SHORT PROBLEM -> Rewrite the records, replacing every "screenshot" with "image" and leaving everything else unchanged.
>> begin
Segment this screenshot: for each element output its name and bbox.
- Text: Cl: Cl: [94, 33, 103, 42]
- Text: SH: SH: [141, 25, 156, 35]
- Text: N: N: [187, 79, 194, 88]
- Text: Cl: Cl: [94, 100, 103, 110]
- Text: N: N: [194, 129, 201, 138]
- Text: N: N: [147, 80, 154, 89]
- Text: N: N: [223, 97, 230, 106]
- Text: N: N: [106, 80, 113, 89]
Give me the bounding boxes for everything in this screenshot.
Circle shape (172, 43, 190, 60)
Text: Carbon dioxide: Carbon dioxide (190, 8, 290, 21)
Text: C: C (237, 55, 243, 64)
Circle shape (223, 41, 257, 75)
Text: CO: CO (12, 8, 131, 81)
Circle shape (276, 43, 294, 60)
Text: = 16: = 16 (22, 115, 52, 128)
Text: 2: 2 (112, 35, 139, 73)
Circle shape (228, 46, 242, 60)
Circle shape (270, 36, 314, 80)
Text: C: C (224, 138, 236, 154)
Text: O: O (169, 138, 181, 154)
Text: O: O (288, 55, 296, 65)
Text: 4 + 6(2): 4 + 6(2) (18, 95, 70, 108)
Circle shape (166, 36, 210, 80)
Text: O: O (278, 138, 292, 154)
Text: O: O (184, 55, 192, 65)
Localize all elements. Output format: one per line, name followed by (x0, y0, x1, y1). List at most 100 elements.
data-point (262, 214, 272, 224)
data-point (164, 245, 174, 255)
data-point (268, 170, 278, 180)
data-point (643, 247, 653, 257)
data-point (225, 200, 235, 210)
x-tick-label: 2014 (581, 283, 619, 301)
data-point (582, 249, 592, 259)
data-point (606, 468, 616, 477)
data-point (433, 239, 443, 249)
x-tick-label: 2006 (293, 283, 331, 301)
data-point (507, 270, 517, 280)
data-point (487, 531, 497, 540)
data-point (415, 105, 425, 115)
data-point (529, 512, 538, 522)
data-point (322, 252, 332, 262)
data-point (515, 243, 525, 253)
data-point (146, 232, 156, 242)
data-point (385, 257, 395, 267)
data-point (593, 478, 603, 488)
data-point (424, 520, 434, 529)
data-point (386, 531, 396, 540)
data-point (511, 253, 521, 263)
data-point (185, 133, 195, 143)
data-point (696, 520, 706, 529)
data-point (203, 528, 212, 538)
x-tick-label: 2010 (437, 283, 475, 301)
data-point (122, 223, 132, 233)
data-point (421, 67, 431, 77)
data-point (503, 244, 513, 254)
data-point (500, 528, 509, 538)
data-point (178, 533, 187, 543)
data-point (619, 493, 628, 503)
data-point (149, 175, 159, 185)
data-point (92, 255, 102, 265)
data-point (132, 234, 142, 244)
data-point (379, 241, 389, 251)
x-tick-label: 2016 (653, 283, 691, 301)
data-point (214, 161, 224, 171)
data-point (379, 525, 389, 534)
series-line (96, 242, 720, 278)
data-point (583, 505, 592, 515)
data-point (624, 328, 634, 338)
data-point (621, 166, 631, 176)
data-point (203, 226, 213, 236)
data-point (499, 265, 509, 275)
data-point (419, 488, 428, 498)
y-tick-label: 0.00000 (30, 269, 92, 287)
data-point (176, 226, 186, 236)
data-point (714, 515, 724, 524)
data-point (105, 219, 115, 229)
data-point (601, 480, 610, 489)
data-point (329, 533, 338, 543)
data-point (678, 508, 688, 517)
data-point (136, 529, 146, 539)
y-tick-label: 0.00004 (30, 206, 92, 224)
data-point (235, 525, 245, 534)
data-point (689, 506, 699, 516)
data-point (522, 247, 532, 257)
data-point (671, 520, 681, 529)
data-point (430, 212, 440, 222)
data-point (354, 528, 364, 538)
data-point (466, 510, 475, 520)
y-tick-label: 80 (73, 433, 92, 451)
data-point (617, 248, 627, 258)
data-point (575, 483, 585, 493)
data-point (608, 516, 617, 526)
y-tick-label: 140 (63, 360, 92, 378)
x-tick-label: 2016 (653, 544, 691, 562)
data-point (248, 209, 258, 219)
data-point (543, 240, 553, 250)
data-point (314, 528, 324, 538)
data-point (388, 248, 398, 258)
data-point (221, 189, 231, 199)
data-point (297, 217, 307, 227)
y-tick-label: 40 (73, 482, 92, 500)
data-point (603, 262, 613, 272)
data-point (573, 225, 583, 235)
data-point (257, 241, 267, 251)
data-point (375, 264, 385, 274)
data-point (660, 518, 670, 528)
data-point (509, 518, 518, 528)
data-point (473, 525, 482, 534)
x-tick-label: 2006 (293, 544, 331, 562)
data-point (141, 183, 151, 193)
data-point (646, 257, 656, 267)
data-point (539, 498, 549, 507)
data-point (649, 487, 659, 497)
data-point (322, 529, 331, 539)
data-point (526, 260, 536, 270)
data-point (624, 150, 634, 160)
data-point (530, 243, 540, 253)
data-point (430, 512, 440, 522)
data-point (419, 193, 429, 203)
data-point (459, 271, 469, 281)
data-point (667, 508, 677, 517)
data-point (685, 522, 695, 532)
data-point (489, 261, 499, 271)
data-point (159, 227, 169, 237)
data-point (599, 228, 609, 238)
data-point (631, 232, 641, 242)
>> end
RESULT BELOW ->
Segment this image: for each element output its name and bbox.
- Text: Cl: Cl: [94, 33, 103, 42]
- Text: SH: SH: [141, 25, 156, 35]
- Text: N: N: [187, 79, 194, 88]
- Text: Cl: Cl: [94, 100, 103, 110]
- Text: N: N: [194, 129, 201, 138]
- Text: N: N: [147, 80, 154, 89]
- Text: N: N: [223, 97, 230, 106]
- Text: N: N: [106, 80, 113, 89]
Give me the bounding boxes for everything in this image.
Circle shape (172, 43, 190, 60)
Text: Carbon dioxide: Carbon dioxide (190, 8, 290, 21)
Text: C: C (237, 55, 243, 64)
Circle shape (223, 41, 257, 75)
Text: CO: CO (12, 8, 131, 81)
Circle shape (276, 43, 294, 60)
Text: = 16: = 16 (22, 115, 52, 128)
Text: 2: 2 (112, 35, 139, 73)
Circle shape (228, 46, 242, 60)
Circle shape (270, 36, 314, 80)
Text: C: C (224, 138, 236, 154)
Text: O: O (169, 138, 181, 154)
Text: O: O (288, 55, 296, 65)
Text: 4 + 6(2): 4 + 6(2) (18, 95, 70, 108)
Circle shape (166, 36, 210, 80)
Text: O: O (278, 138, 292, 154)
Text: O: O (184, 55, 192, 65)
Localize all elements. Output format: one per line, name followed by (x0, y0, x1, y1). List at most 100 elements.
data-point (262, 214, 272, 224)
data-point (164, 245, 174, 255)
data-point (268, 170, 278, 180)
data-point (643, 247, 653, 257)
data-point (225, 200, 235, 210)
x-tick-label: 2014 (581, 283, 619, 301)
data-point (582, 249, 592, 259)
data-point (606, 468, 616, 477)
data-point (433, 239, 443, 249)
x-tick-label: 2006 (293, 283, 331, 301)
data-point (507, 270, 517, 280)
data-point (487, 531, 497, 540)
data-point (415, 105, 425, 115)
data-point (529, 512, 538, 522)
data-point (322, 252, 332, 262)
data-point (515, 243, 525, 253)
data-point (146, 232, 156, 242)
data-point (385, 257, 395, 267)
data-point (593, 478, 603, 488)
data-point (424, 520, 434, 529)
data-point (386, 531, 396, 540)
data-point (511, 253, 521, 263)
data-point (185, 133, 195, 143)
data-point (696, 520, 706, 529)
data-point (203, 528, 212, 538)
x-tick-label: 2010 (437, 283, 475, 301)
data-point (122, 223, 132, 233)
data-point (421, 67, 431, 77)
data-point (503, 244, 513, 254)
data-point (500, 528, 509, 538)
data-point (178, 533, 187, 543)
data-point (619, 493, 628, 503)
data-point (149, 175, 159, 185)
data-point (92, 255, 102, 265)
data-point (132, 234, 142, 244)
data-point (379, 241, 389, 251)
x-tick-label: 2016 (653, 283, 691, 301)
data-point (214, 161, 224, 171)
data-point (379, 525, 389, 534)
series-line (96, 242, 720, 278)
data-point (583, 505, 592, 515)
data-point (624, 328, 634, 338)
data-point (621, 166, 631, 176)
data-point (203, 226, 213, 236)
data-point (499, 265, 509, 275)
data-point (419, 488, 428, 498)
y-tick-label: 0.00000 (30, 269, 92, 287)
data-point (176, 226, 186, 236)
data-point (714, 515, 724, 524)
data-point (105, 219, 115, 229)
data-point (601, 480, 610, 489)
data-point (329, 533, 338, 543)
data-point (678, 508, 688, 517)
data-point (136, 529, 146, 539)
y-tick-label: 0.00004 (30, 206, 92, 224)
data-point (235, 525, 245, 534)
data-point (689, 506, 699, 516)
data-point (522, 247, 532, 257)
data-point (671, 520, 681, 529)
data-point (430, 212, 440, 222)
data-point (354, 528, 364, 538)
data-point (466, 510, 475, 520)
y-tick-label: 80 (73, 433, 92, 451)
data-point (617, 248, 627, 258)
data-point (575, 483, 585, 493)
data-point (608, 516, 617, 526)
y-tick-label: 140 (63, 360, 92, 378)
x-tick-label: 2016 (653, 544, 691, 562)
data-point (248, 209, 258, 219)
data-point (543, 240, 553, 250)
data-point (314, 528, 324, 538)
data-point (388, 248, 398, 258)
data-point (221, 189, 231, 199)
data-point (297, 217, 307, 227)
y-tick-label: 40 (73, 482, 92, 500)
data-point (603, 262, 613, 272)
data-point (573, 225, 583, 235)
data-point (257, 241, 267, 251)
data-point (375, 264, 385, 274)
data-point (660, 518, 670, 528)
data-point (509, 518, 518, 528)
data-point (473, 525, 482, 534)
x-tick-label: 2006 (293, 544, 331, 562)
data-point (141, 183, 151, 193)
data-point (646, 257, 656, 267)
data-point (539, 498, 549, 507)
data-point (649, 487, 659, 497)
data-point (322, 529, 331, 539)
data-point (526, 260, 536, 270)
data-point (624, 150, 634, 160)
data-point (530, 243, 540, 253)
data-point (430, 512, 440, 522)
data-point (419, 193, 429, 203)
data-point (459, 271, 469, 281)
data-point (667, 508, 677, 517)
data-point (685, 522, 695, 532)
data-point (489, 261, 499, 271)
data-point (159, 227, 169, 237)
data-point (599, 228, 609, 238)
data-point (631, 232, 641, 242)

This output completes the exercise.